Report every line in the listing below where the string "that" shows up.

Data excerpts
▬▬▬▬▬▬

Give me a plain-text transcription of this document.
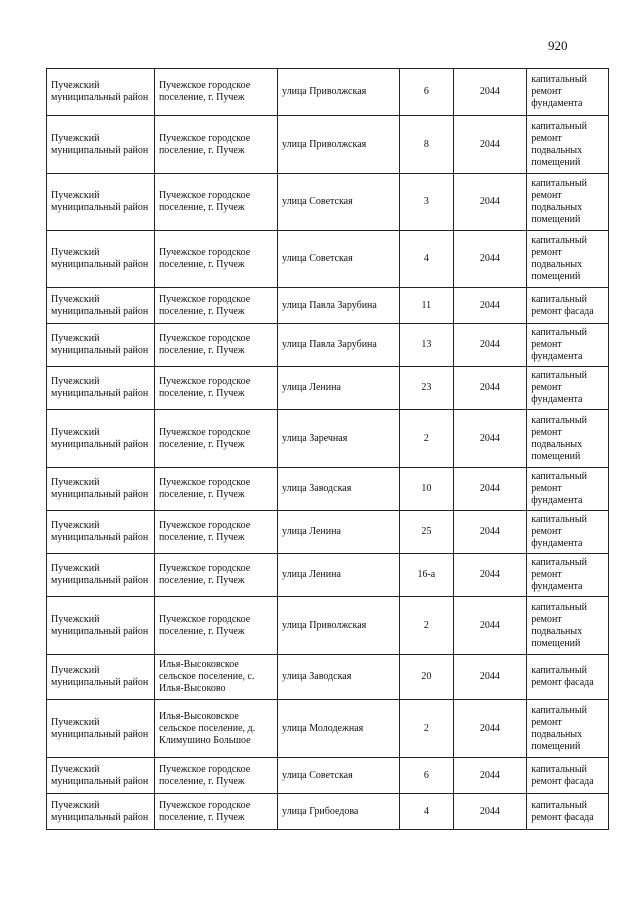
920
Пучежский муниципальный район	Пучежское городское поселение, г. Пучеж	улица Приволжская	6	2044	капитальный ремонт фундамента
Пучежский муниципальный район	Пучежское городское поселение, г. Пучеж	улица Приволжская	8	2044	капитальный ремонт подвальных помещений
Пучежский муниципальный район	Пучежское городское поселение, г. Пучеж	улица Советская	3	2044	капитальный ремонт подвальных помещений
Пучежский муниципальный район	Пучежское городское поселение, г. Пучеж	улица Советская	4	2044	капитальный ремонт подвальных помещений
Пучежский муниципальный район	Пучежское городское поселение, г. Пучеж	улица Павла Зарубина	11	2044	капитальный ремонт фасада
Пучежский муниципальный район	Пучежское городское поселение, г. Пучеж	улица Павла Зарубина	13	2044	капитальный ремонт фундамента
Пучежский муниципальный район	Пучежское городское поселение, г. Пучеж	улица Ленина	23	2044	капитальный ремонт фундамента
Пучежский муниципальный район	Пучежское городское поселение, г. Пучеж	улица Заречная	2	2044	капитальный ремонт подвальных помещений
Пучежский муниципальный район	Пучежское городское поселение, г. Пучеж	улица Заводская	10	2044	капитальный ремонт фундамента
Пучежский муниципальный район	Пучежское городское поселение, г. Пучеж	улица Ленина	25	2044	капитальный ремонт фундамента
Пучежский муниципальный район	Пучежское городское поселение, г. Пучеж	улица Ленина	16-а	2044	капитальный ремонт фундамента
Пучежский муниципальный район	Пучежское городское поселение, г. Пучеж	улица Приволжская	2	2044	капитальный ремонт подвальных помещений
Пучежский муниципальный район	Илья-Высоковское сельское поселение, с. Илья-Высоково	улица Заводская	20	2044	капитальный ремонт фасада
Пучежский муниципальный район	Илья-Высоковское сельское поселение, д. Климушино Большое	улица Молодежная	2	2044	капитальный ремонт подвальных помещений
Пучежский муниципальный район	Пучежское городское поселение, г. Пучеж	улица Советская	6	2044	капитальный ремонт фасада
Пучежский муниципальный район	Пучежское городское поселение, г. Пучеж	улица Грибоедова	4	2044	капитальный ремонт фасада
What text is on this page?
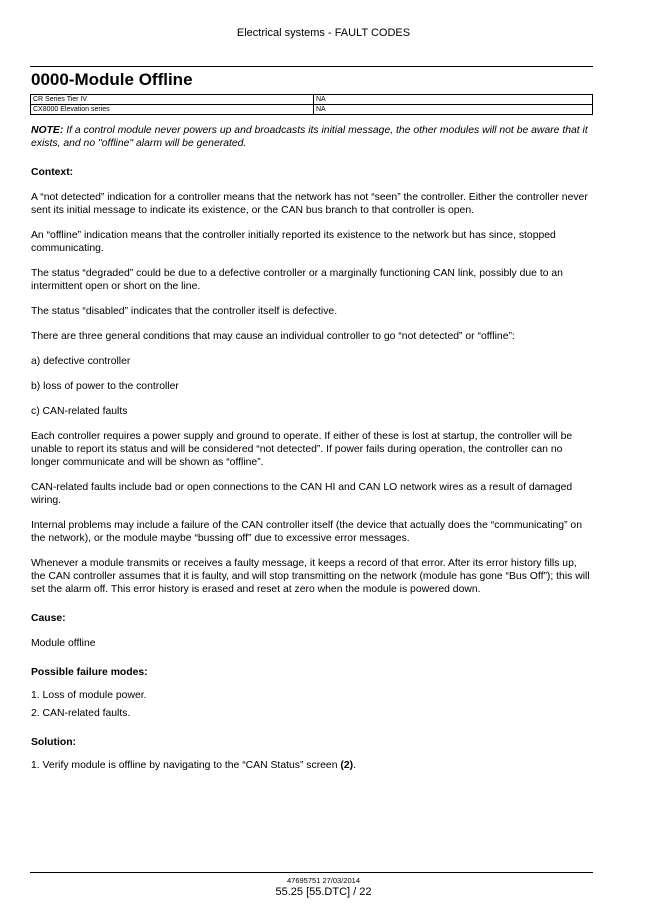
Electrical systems - FAULT CODES
0000-Module Offline
CR Series Tier IV	NA
CX8000 Elevation series	NA

NOTE: If a control module never powers up and broadcasts its initial message, the other modules will not be aware that it exists, and no "offline" alarm will be generated.

Context:

A “not detected” indication for a controller means that the network has not “seen” the controller. Either the controller never sent its initial message to indicate its existence, or the CAN bus branch to that controller is open.

An “offline” indication means that the controller initially reported its existence to the network but has since, stopped communicating.

The status “degraded” could be due to a defective controller or a marginally functioning CAN link, possibly due to an intermittent open or short on the line.

The status “disabled” indicates that the controller itself is defective.

There are three general conditions that may cause an individual controller to go “not detected” or “offline”:

a) defective controller

b) loss of power to the controller

c) CAN-related faults

Each controller requires a power supply and ground to operate. If either of these is lost at startup, the controller will be unable to report its status and will be considered “not detected”. If power fails during operation, the controller can no longer communicate and will be shown as “offline”.

CAN-related faults include bad or open connections to the CAN HI and CAN LO network wires as a result of damaged wiring.

Internal problems may include a failure of the CAN controller itself (the device that actually does the “communicating” on the network), or the module maybe “bussing off” due to excessive error messages.

Whenever a module transmits or receives a faulty message, it keeps a record of that error. After its error history fills up, the CAN controller assumes that it is faulty, and will stop transmitting on the network (module has gone “Bus Off”); this will set the alarm off. This error history is erased and reset at zero when the module is powered down.

Cause:

Module offline

Possible failure modes:

1. Loss of module power.
2. CAN-related faults.

Solution:

1. Verify module is offline by navigating to the “CAN Status” screen (2).
47695751 27/03/2014
55.25 [55.DTC] / 22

▬▬▬▬▬▬

**Written solution**
NOTE: If a control module never powers up and broadcasts its initial message, the other modules will not be aware that it exists, and no "offline" alarm will be generated.
A “not detected” indication for a controller means that the network has not “seen” the controller. Either the controller never sent its initial message to indicate its existence, or the CAN bus branch to that controller is open.
An “offline” indication means that the controller initially reported its existence to the network but has since, stopped communicating.
The status “disabled” indicates that the controller itself is defective.
There are three general conditions that may cause an individual controller to go “not detected” or “offline”:
Internal problems may include a failure of the CAN controller itself (the device that actually does the “communicating” on the network), or the module maybe “bussing off” due to excessive error messages.
Whenever a module transmits or receives a faulty message, it keeps a record of that error. After its error history fills up, the CAN controller assumes that it is faulty, and will stop transmitting on the network (module has gone “Bus Off”); this will set the alarm off. This error history is erased and reset at zero when the module is powered down.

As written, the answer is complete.